» **WORK TO COMPLETE**:
(a) From the Rust enum performance post, reproduce the stretch from "enum without fields func call sum: 10000000" through "is this happening?" word for word.
(b) In the Rust enum performance post, what reason does the writer give for learning Rust? Answer in one to three sentences.
(c) List every variant of MyEnum defined in the code of the Rust enum performance post.

» **DOCUMENT SECTION**:
- - -
2

I am currently learning Rust because I wanted to use it in project that requires a very high performance. I initially fallen in love with enums but then I started to evaluate their performance and I have found something that is really boggling me. Here is an example:

use std::time::{Instant};

pub enum MyEnum<'a> {
    V1,
    V2(&'a MyEnum<'a>),
    V3,
}

impl MyEnum<'_> {
    pub fn eval(&self) -> i64 {
        match self {
            MyEnum::V1 => 1,
            MyEnum::V2(_) => 2,
            MyEnum::V3 => 3,
        }
    }
    pub fn eval2(&self) -> i64 {
        match self {
            MyEnum::V1 => 1,
            MyEnum::V2(a) => a.eval2(),
            MyEnum::V3 => 3,
        }
    }
}


fn main() {
    const EXAMPLES: usize = 10000000;
    let en = MyEnum::V1{};

    let start = Instant::now();
    let mut sum = 0;
    for _ in 0..EXAMPLES {
        sum += en.eval()
    }
    println!("enum without fields func call sum: {} at {:?}", sum, start.elapsed());

    let start = Instant::now();
    let mut sum = 0;
    for _ in 0..EXAMPLES {
        sum += en.eval2()
    }
    println!("enum with field func call sum: {} at {:?}", sum, start.elapsed());
}

Results I get:

enum without fields func call sum: 10000000 at 100ns
enum with field func call sum: 10000000 at 6.3425ms

eval function should execute exactly the same instructions as eval2 for V1 enum but it's working about 60x slower. Why is this happening?
- - -
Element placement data
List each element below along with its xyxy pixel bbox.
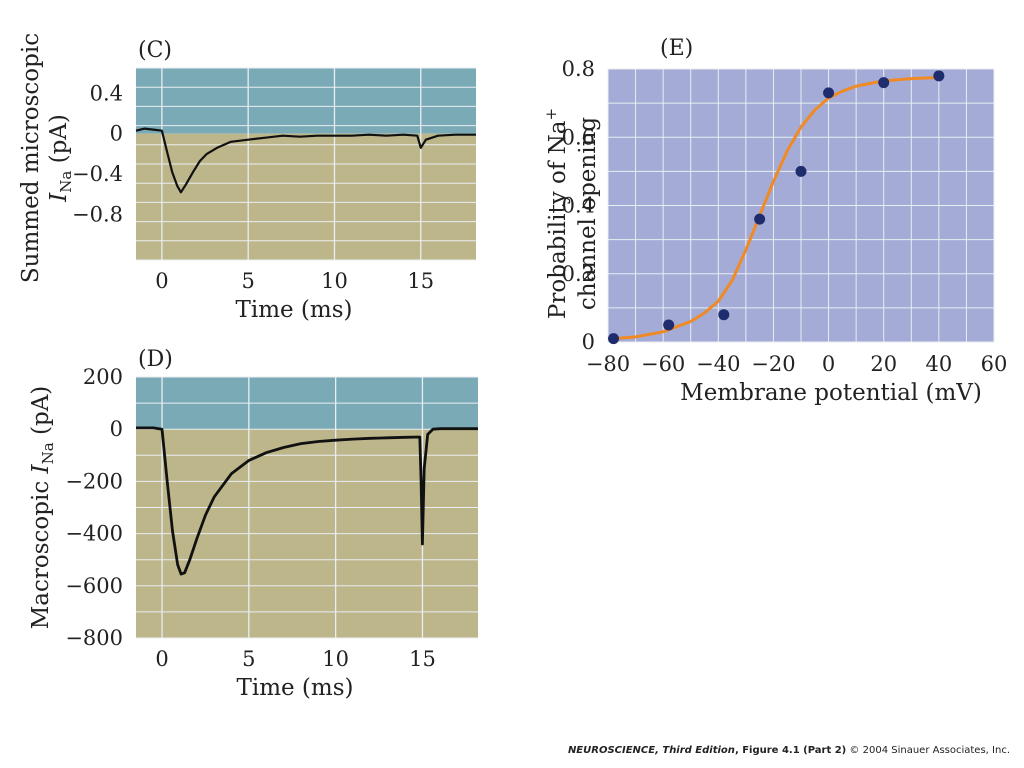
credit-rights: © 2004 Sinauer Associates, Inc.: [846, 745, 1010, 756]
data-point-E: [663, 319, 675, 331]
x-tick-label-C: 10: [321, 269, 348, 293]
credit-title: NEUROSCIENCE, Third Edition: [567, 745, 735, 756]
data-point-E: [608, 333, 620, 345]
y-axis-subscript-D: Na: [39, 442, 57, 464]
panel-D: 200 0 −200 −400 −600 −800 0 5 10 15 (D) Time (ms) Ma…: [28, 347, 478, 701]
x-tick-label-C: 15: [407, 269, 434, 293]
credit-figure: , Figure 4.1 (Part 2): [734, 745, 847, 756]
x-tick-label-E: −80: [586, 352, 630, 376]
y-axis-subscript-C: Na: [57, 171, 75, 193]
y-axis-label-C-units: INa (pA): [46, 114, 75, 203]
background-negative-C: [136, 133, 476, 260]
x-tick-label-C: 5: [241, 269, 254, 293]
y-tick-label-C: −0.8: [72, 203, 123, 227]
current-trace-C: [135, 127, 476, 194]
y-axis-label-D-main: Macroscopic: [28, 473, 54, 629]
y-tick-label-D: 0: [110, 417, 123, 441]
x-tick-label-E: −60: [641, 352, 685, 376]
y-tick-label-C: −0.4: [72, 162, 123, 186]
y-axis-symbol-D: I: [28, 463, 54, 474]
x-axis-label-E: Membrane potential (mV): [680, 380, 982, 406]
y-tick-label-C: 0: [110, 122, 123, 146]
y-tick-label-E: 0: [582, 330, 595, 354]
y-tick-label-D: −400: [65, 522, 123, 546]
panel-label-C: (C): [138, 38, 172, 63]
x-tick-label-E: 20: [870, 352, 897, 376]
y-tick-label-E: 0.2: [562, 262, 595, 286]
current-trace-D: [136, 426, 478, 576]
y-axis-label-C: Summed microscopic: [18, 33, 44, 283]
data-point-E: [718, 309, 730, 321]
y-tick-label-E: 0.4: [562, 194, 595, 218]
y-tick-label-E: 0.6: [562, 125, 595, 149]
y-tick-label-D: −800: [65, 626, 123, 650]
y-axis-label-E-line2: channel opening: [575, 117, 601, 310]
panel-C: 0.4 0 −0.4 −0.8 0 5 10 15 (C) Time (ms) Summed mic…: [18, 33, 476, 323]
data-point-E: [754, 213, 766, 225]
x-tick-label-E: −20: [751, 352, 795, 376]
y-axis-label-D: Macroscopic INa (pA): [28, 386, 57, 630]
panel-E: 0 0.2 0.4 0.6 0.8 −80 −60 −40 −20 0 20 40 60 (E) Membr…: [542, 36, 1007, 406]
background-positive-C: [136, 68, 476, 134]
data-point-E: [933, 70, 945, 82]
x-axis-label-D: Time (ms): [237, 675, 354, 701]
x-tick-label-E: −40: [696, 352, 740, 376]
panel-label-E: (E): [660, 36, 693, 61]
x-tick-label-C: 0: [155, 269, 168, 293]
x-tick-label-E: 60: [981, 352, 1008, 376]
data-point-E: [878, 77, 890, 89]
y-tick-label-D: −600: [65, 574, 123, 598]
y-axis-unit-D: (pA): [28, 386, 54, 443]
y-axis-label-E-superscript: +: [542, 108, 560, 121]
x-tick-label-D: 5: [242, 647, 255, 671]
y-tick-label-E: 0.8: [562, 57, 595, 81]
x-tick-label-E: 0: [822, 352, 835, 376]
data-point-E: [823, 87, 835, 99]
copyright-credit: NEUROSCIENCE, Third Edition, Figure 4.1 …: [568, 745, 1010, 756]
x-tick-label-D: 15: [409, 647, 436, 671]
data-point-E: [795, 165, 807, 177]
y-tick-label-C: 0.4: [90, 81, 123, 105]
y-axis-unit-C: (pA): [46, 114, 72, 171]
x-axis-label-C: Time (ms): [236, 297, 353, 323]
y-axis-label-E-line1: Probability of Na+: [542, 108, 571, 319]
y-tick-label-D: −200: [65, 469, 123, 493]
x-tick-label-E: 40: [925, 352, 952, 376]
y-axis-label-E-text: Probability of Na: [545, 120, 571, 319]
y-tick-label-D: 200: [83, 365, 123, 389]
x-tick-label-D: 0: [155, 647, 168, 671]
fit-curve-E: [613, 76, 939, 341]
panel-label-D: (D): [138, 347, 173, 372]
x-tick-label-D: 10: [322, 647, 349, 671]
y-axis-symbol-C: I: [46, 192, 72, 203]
- - -
» **LIST OF SOLUTIONS**:
(a)
enum without fields func call sum: 10000000 at 100ns
enum with field func call sum: 10000000 at 6.3425ms

eval function should execute exactly the same instructions as eval2 for V1 enum but it's working about 60x slower. Why is this happening?

(b) The writer is learning Rust to use it in a project that requires very high performance.

(c)
- V1
- V2 (holding a reference to a MyEnum)
- V3